- Records for the exercise
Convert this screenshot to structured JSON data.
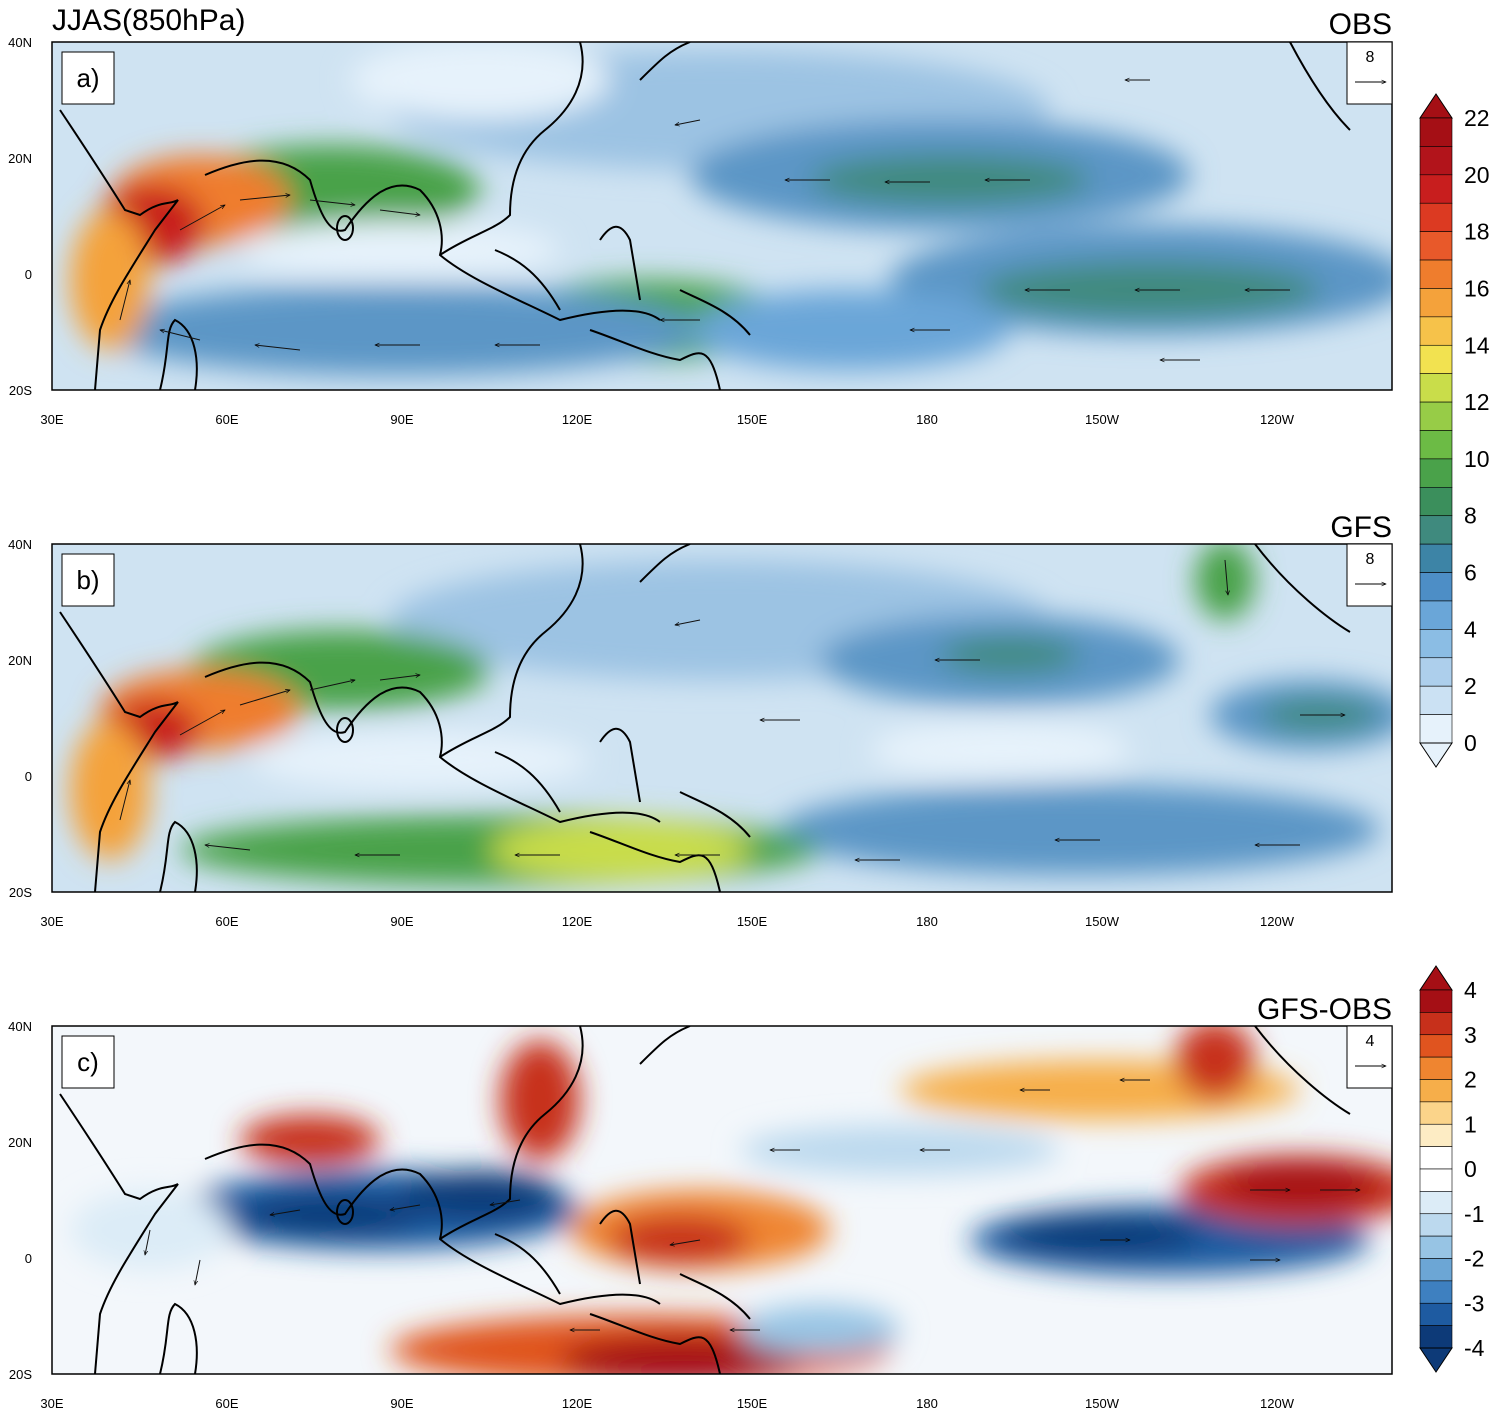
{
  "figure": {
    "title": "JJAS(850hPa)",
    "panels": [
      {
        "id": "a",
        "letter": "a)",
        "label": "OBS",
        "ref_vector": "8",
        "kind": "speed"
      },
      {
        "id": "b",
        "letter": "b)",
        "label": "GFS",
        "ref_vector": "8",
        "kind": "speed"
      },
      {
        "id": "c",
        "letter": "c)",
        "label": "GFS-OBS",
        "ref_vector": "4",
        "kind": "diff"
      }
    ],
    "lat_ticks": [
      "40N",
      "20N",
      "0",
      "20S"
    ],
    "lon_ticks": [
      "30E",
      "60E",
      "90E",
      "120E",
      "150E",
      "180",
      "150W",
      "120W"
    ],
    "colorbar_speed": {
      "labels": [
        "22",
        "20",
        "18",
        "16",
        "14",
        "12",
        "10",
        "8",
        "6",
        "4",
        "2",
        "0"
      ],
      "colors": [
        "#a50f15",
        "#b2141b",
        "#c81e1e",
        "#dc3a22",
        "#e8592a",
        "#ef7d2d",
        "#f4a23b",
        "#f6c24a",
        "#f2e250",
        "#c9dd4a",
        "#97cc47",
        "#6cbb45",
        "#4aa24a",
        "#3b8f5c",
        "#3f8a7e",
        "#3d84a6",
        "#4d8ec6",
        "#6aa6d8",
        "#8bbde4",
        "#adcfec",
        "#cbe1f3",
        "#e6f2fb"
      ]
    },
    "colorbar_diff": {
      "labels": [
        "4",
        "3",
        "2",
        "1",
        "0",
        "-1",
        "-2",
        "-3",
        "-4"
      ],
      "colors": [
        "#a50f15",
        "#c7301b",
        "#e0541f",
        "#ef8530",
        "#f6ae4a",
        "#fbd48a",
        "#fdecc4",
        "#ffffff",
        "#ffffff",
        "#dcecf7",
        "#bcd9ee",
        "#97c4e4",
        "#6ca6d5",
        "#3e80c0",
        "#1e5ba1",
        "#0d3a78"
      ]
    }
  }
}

--

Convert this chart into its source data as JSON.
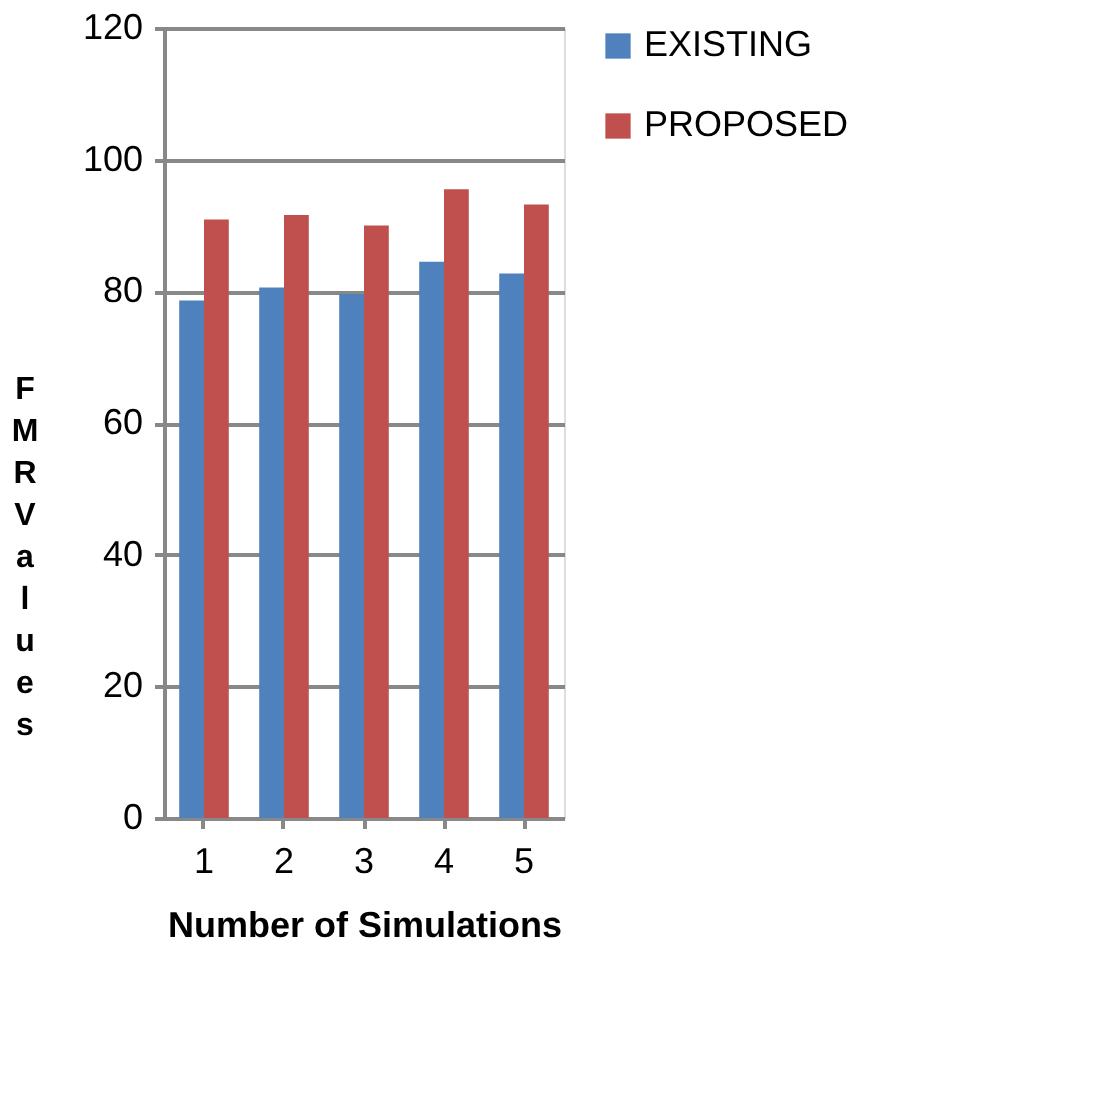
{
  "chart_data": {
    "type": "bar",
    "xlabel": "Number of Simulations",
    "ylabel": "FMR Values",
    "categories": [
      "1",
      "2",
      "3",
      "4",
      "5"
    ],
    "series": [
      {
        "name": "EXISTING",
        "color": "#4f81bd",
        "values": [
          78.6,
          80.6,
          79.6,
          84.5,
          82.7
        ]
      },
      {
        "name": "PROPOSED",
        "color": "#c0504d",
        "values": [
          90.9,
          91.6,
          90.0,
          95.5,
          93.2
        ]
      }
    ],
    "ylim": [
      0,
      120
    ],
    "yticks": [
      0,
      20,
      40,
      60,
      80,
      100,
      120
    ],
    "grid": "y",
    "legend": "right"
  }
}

- Task details
Copy out each line of the listing that holds "Convert".

- Response to this exercise
Convert this screenshot to structured JSON data.
Convert this chart into its source data as JSON.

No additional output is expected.